▶ **TASK STATEMENT**:
From the records below, give the number of lines that contain the string "likes", without any other text.

▶ **Stored data entries**:
────
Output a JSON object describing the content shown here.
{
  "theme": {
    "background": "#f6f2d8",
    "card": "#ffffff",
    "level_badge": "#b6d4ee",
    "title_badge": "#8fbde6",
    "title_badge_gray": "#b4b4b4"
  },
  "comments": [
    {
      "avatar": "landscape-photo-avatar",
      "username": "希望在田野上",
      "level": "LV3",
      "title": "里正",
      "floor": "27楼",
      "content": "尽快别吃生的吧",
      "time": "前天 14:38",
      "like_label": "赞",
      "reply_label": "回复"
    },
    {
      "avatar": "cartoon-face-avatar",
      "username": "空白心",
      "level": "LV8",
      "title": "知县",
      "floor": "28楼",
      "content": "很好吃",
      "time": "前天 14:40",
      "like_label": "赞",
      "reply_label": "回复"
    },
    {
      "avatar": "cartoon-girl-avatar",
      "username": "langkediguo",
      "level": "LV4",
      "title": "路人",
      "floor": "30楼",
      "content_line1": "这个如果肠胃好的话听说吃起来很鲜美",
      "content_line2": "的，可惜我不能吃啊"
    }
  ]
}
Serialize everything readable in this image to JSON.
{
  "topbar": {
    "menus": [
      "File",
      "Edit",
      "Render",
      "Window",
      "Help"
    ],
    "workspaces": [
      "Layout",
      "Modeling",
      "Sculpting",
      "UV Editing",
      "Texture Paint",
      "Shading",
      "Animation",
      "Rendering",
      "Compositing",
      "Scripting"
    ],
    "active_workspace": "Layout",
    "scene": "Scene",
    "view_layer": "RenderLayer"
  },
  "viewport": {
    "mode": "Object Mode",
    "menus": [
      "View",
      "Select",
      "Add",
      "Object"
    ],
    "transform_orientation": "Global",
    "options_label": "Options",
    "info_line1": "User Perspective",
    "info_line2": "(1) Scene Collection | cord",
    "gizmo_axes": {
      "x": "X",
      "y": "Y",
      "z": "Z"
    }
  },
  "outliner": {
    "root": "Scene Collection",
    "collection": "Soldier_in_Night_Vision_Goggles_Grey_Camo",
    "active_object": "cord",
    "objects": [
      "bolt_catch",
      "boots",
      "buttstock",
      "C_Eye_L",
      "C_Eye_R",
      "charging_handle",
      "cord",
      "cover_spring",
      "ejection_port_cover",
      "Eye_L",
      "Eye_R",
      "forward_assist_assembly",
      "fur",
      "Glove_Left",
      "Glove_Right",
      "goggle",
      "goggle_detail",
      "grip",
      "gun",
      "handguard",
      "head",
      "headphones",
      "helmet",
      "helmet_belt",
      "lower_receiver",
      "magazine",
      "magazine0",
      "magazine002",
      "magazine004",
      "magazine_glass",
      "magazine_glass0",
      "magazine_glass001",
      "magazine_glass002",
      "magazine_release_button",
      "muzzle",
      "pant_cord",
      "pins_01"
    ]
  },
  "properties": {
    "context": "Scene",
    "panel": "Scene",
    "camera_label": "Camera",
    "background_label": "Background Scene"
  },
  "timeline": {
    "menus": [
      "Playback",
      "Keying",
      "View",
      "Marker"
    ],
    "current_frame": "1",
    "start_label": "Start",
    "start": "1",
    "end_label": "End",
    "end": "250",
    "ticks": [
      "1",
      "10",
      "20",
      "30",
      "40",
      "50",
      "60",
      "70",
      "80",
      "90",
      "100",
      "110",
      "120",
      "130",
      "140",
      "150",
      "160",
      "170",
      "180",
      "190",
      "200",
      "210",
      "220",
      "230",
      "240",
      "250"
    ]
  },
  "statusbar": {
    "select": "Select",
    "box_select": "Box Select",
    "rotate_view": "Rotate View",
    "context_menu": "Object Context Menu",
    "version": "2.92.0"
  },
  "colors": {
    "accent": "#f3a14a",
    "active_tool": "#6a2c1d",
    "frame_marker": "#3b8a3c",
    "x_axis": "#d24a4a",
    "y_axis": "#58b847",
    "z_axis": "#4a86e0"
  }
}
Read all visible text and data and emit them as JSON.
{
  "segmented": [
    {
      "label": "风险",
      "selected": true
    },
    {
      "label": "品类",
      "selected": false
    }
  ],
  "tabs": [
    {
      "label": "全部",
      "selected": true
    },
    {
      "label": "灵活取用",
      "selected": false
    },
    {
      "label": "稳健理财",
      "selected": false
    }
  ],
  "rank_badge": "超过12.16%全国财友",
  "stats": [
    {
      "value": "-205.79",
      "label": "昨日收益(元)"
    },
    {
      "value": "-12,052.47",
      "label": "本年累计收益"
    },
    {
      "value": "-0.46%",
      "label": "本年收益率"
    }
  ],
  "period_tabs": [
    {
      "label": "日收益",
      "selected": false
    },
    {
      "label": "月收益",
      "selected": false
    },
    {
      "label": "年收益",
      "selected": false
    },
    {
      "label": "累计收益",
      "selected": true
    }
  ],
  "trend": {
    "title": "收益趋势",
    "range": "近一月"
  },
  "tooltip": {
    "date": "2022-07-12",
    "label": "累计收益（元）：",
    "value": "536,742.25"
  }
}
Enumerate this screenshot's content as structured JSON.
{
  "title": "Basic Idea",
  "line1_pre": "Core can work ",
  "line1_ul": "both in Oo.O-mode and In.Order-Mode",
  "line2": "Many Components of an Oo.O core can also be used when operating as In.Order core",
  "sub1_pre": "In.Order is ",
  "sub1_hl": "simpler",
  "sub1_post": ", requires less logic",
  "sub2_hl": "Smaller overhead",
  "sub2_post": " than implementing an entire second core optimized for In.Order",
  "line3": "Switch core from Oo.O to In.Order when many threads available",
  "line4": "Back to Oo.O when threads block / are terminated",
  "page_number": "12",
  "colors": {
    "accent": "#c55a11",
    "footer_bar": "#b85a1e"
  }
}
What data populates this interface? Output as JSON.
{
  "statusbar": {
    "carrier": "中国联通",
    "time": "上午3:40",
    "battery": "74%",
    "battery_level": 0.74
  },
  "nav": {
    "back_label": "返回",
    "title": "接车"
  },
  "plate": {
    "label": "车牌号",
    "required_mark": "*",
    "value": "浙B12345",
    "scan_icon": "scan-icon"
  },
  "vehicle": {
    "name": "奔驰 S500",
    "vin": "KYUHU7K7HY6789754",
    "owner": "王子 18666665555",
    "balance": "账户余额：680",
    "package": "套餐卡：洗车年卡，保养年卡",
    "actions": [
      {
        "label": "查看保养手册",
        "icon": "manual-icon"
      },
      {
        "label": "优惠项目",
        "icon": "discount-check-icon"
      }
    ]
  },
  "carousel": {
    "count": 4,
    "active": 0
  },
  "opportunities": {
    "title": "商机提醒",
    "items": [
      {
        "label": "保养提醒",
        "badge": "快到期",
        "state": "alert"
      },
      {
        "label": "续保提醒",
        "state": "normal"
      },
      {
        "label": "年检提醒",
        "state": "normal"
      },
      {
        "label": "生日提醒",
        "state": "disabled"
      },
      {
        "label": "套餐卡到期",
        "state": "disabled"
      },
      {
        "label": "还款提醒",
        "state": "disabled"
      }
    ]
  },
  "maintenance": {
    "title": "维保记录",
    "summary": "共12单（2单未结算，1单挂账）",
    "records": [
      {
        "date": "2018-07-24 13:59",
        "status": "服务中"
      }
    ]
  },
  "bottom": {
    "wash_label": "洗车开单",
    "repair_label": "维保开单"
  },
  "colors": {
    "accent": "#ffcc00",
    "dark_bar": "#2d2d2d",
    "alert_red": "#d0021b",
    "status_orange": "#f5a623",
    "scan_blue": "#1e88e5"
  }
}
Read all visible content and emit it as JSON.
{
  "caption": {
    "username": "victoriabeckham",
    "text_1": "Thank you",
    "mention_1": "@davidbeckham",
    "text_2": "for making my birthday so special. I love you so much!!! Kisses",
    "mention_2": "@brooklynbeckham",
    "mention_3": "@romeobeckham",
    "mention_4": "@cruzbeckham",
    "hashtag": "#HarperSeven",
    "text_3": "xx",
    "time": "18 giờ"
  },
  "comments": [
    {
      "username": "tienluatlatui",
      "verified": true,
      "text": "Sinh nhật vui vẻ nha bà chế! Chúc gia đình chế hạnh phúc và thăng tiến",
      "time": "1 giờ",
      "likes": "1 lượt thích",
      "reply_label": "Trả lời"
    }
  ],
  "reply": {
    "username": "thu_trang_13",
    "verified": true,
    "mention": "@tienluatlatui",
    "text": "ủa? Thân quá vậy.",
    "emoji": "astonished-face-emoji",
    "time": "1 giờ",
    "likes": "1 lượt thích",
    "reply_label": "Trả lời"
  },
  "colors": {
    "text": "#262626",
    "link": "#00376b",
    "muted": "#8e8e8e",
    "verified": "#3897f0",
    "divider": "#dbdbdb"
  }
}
────
▶ **RESULT BELOW**:
2